▶ _Task to carry out_: Copy out the entries below in full and exactly.

Recorded data
= = = = =

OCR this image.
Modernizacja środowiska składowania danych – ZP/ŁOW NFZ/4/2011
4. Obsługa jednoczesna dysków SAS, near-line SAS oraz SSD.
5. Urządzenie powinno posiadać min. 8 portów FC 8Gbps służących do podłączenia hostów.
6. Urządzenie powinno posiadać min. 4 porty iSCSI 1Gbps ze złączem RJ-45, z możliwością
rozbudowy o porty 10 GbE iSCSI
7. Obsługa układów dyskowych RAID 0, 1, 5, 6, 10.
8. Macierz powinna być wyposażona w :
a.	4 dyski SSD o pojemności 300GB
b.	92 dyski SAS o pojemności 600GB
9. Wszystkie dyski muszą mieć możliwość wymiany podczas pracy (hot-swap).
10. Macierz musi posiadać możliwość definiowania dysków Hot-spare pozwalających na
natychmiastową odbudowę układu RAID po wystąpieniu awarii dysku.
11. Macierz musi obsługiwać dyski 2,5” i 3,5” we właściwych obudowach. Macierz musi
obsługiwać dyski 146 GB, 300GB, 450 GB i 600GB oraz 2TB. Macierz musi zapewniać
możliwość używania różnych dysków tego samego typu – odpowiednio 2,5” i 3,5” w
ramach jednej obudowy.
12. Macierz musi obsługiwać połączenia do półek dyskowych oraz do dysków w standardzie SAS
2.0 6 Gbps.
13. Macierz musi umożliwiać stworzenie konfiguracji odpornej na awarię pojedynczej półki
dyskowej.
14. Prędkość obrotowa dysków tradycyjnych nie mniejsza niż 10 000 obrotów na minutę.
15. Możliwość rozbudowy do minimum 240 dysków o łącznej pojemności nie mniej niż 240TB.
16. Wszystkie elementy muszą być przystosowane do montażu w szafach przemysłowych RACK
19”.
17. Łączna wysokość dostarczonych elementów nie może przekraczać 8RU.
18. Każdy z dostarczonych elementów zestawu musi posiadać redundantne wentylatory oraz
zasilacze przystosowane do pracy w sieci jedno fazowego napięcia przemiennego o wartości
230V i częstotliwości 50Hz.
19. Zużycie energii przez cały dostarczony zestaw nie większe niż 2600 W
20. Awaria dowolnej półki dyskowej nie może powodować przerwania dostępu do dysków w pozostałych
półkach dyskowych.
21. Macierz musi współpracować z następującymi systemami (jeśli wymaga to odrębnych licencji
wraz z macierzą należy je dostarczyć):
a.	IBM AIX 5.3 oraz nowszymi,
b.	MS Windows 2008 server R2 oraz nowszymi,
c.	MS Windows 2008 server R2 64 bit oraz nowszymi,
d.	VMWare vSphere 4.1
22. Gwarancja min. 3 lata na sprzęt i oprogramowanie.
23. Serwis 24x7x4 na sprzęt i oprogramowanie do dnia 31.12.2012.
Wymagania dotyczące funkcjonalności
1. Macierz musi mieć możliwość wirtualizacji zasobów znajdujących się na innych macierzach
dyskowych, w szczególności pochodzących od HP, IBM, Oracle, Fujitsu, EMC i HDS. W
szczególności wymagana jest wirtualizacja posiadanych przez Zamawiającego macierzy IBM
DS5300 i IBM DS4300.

= = = = =

▶ _Answer to this problem_:
OCR this image.
Modernizacja środowiska składowania danych – ZP/ŁOW NFZ/4/2011
4. Obsługa jednoczesna dysków SAS, near-line SAS oraz SSD.
5. Urządzenie powinno posiadać min. 8 portów FC 8Gbps służących do podłączenia hostów.
6. Urządzenie powinno posiadać min. 4 porty iSCSI 1Gbps ze złączem RJ-45, z możliwością
rozbudowy o porty 10 GbE iSCSI
7. Obsługa układów dyskowych RAID 0, 1, 5, 6, 10.
8. Macierz powinna być wyposażona w :
a.	4 dyski SSD o pojemności 300GB
b.	92 dyski SAS o pojemności 600GB
9. Wszystkie dyski muszą mieć możliwość wymiany podczas pracy (hot-swap).
10. Macierz musi posiadać możliwość definiowania dysków Hot-spare pozwalających na
natychmiastową odbudowę układu RAID po wystąpieniu awarii dysku.
11. Macierz musi obsługiwać dyski 2,5” i 3,5” we właściwych obudowach. Macierz musi
obsługiwać dyski 146 GB, 300GB, 450 GB i 600GB oraz 2TB. Macierz musi zapewniać
możliwość używania różnych dysków tego samego typu – odpowiednio 2,5” i 3,5” w
ramach jednej obudowy.
12. Macierz musi obsługiwać połączenia do półek dyskowych oraz do dysków w standardzie SAS
2.0 6 Gbps.
13. Macierz musi umożliwiać stworzenie konfiguracji odpornej na awarię pojedynczej półki
dyskowej.
14. Prędkość obrotowa dysków tradycyjnych nie mniejsza niż 10 000 obrotów na minutę.
15. Możliwość rozbudowy do minimum 240 dysków o łącznej pojemności nie mniej niż 240TB.
16. Wszystkie elementy muszą być przystosowane do montażu w szafach przemysłowych RACK
19”.
17. Łączna wysokość dostarczonych elementów nie może przekraczać 8RU.
18. Każdy z dostarczonych elementów zestawu musi posiadać redundantne wentylatory oraz
zasilacze przystosowane do pracy w sieci jedno fazowego napięcia przemiennego o wartości
230V i częstotliwości 50Hz.
19. Zużycie energii przez cały dostarczony zestaw nie większe niż 2600 W
20. Awaria dowolnej półki dyskowej nie może powodować przerwania dostępu do dysków w pozostałych
półkach dyskowych.
21. Macierz musi współpracować z następującymi systemami (jeśli wymaga to odrębnych licencji
wraz z macierzą należy je dostarczyć):
a.	IBM AIX 5.3 oraz nowszymi,
b.	MS Windows 2008 server R2 oraz nowszymi,
c.	MS Windows 2008 server R2 64 bit oraz nowszymi,
d.	VMWare vSphere 4.1
22. Gwarancja min. 3 lata na sprzęt i oprogramowanie.
23. Serwis 24x7x4 na sprzęt i oprogramowanie do dnia 31.12.2012.
Wymagania dotyczące funkcjonalności
1. Macierz musi mieć możliwość wirtualizacji zasobów znajdujących się na innych macierzach
dyskowych, w szczególności pochodzących od HP, IBM, Oracle, Fujitsu, EMC i HDS. W
szczególności wymagana jest wirtualizacja posiadanych przez Zamawiającego macierzy IBM
DS5300 i IBM DS4300.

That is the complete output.